Restate the entries word for word, omitting nothing.

(Stored data entries)
+++++
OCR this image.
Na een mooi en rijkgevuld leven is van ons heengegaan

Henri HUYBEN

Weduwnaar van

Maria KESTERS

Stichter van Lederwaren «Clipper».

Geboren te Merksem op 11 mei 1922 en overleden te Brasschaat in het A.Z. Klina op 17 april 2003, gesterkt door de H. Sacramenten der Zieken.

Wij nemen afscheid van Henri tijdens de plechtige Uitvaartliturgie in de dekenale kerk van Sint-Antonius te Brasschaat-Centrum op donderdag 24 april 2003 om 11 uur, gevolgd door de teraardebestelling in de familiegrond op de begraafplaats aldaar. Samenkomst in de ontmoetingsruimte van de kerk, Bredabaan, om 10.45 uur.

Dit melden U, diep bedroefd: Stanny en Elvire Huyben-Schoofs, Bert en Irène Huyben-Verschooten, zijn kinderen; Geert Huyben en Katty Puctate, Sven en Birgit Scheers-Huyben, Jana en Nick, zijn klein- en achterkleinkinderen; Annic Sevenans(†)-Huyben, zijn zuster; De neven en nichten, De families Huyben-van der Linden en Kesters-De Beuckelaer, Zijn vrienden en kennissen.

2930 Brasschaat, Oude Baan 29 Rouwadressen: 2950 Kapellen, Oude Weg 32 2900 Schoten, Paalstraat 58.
+++++
## Full response
OCR this image.
Na een mooi en rijkgevuld leven is van ons heengegaan

Henri HUYBEN

Weduwnaar van

Maria KESTERS

Stichter van Lederwaren «Clipper».

Geboren te Merksem op 11 mei 1922 en overleden te Brasschaat in het A.Z. Klina op 17 april 2003, gesterkt door de H. Sacramenten der Zieken.

Wij nemen afscheid van Henri tijdens de plechtige Uitvaartliturgie in de dekenale kerk van Sint-Antonius te Brasschaat-Centrum op donderdag 24 april 2003 om 11 uur, gevolgd door de teraardebestelling in de familiegrond op de begraafplaats aldaar. Samenkomst in de ontmoetingsruimte van de kerk, Bredabaan, om 10.45 uur.

Dit melden U, diep bedroefd: Stanny en Elvire Huyben-Schoofs, Bert en Irène Huyben-Verschooten, zijn kinderen; Geert Huyben en Katty Puctate, Sven en Birgit Scheers-Huyben, Jana en Nick, zijn klein- en achterkleinkinderen; Annic Sevenans(†)-Huyben, zijn zuster; De neven en nichten, De families Huyben-van der Linden en Kesters-De Beuckelaer, Zijn vrienden en kennissen.

2930 Brasschaat, Oude Baan 29 Rouwadressen: 2950 Kapellen, Oude Weg 32 2900 Schoten, Paalstraat 58.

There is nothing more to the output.